#### 选读段落

((

一针见血的安全补丁:基于单实例的微调大语言模型修复
Safety at One Shot: Patching Fine-Tuned LLMs with A Single Instance
January 5, 2026
作者: Jiawen Zhang, Lipeng He, Kejia Chen, Jian Lou, Jian Liu, Xiaohu Yang, Ruoxi Jia
cs.AI
摘要
安全对齐大语言模型(LLM)的微调可能严重损害其安全性。现有方法通常需要大量安全样本或校准数据集,这不仅在重新对齐过程中产生显著计算开销,还会导致模型实用性明显下降。与传统认知相反,我们发现仅需单个安全样本即可完全恢复安全对齐,且不会牺牲实用性或产生过高成本。值得注意的是,这种恢复效果与微调时使用的有害样本数量或基础模型规模无关,仅需少量训练周期即可实现收敛。此外,我们揭示了安全梯度的低秩结构特性,这解释了为何能实现如此高效的修正。我们在五个安全对齐LLM和多个数据集上验证了发现,证明了该方法的普适性。

))

#### 记录数据
((

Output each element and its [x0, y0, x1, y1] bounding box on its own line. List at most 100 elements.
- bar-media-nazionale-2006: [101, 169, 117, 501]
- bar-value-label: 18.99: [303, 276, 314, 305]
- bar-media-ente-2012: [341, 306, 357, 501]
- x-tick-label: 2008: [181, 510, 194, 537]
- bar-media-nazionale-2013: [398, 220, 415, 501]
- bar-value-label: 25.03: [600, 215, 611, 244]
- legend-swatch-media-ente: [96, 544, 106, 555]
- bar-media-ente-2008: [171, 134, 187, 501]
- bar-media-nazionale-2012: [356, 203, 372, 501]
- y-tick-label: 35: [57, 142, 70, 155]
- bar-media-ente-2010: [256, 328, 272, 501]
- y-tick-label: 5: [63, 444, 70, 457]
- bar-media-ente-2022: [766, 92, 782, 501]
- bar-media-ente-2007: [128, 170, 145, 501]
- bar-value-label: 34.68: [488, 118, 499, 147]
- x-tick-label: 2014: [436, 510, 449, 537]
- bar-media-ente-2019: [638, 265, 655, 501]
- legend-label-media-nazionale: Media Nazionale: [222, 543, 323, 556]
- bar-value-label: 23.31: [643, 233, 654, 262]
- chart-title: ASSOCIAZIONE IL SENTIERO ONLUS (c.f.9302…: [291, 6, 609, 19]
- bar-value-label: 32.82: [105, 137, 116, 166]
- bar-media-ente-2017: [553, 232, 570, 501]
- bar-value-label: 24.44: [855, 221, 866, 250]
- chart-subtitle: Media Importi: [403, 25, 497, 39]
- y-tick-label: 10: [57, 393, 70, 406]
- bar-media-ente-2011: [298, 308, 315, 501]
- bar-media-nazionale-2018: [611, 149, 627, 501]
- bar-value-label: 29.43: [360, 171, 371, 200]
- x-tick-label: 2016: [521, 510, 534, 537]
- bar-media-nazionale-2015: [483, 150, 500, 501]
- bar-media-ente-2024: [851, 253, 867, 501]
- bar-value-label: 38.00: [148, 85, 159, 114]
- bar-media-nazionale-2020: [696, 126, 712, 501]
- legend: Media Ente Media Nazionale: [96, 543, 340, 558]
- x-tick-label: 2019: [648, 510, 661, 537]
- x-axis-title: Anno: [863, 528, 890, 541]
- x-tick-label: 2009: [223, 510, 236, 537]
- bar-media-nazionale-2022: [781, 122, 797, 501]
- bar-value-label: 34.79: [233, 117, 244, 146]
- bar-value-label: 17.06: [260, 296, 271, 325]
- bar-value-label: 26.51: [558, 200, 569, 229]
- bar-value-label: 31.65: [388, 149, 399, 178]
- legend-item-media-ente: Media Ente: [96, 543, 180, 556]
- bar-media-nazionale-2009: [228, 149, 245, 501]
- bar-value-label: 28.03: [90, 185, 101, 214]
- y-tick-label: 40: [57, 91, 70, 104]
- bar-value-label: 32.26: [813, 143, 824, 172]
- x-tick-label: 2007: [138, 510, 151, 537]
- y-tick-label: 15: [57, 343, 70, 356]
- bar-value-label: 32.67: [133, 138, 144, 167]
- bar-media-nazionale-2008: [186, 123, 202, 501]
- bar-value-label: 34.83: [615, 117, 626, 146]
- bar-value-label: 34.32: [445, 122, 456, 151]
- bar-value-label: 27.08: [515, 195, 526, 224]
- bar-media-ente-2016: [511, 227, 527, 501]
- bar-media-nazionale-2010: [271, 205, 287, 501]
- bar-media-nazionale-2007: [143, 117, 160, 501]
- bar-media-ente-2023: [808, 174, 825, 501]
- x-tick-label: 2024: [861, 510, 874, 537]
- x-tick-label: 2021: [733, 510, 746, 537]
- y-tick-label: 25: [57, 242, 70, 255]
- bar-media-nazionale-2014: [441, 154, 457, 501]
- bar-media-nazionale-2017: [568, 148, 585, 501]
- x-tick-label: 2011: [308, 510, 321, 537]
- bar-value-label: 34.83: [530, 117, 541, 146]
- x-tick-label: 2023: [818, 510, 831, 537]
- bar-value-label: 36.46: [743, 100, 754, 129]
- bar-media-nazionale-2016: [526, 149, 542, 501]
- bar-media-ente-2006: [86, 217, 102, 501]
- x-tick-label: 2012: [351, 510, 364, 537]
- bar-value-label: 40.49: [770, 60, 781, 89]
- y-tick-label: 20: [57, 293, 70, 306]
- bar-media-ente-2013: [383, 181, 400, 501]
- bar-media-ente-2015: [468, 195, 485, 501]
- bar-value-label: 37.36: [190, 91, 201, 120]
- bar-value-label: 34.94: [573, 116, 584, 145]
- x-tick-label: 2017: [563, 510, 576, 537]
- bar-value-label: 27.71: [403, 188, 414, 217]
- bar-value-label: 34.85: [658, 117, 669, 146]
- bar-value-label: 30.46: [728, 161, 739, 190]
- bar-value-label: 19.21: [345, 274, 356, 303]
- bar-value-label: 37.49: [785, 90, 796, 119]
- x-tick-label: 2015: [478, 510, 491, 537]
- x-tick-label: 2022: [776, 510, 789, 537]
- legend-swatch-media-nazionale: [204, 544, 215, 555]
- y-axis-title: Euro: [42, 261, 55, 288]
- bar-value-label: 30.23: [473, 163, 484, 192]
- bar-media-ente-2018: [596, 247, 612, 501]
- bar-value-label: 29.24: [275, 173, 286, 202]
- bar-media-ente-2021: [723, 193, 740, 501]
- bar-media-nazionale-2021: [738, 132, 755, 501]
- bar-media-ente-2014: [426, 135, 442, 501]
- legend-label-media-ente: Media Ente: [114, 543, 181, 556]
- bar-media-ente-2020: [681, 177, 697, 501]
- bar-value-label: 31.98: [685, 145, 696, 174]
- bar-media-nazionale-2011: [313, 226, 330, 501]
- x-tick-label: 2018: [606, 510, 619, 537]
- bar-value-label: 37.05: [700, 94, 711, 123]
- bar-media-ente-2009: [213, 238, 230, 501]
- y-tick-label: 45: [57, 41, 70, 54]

))

#### 练习活动
• A. 列出选读段落中署名的全部作者。
• B. 从选读段落摘要的最后一句之后接着往下续写。

#### 各题答案
• A. Jiawen Zhang、Lipeng He、Kejia Chen、Jian Lou、Jian Liu、Xiaohu Yang、Ruoxi Jia

• B.
English
Fine-tuning safety-aligned large language models (LLMs) can substantially compromise their safety. Previous approaches require many safety samples or calibration sets, which not only incur significant computational overhead during realignment but also lead to noticeable degradation in model utility. Contrary to this belief, we show that safety alignment can be fully recovered with only a single safety example, without sacrificing utility and at minimal cost. Remarkably, this recovery is effective regardless of the number of harmful examples used in fine-tuning or the size of the underlying model, and convergence is achieved within just a few epochs. Furthermore, we uncover the low-rank structure of the safety gradient, which explains why such efficient correction is possible. We validate our findings across five safety-aligned LLMs and multiple datasets, demonstrating the generality of our approach.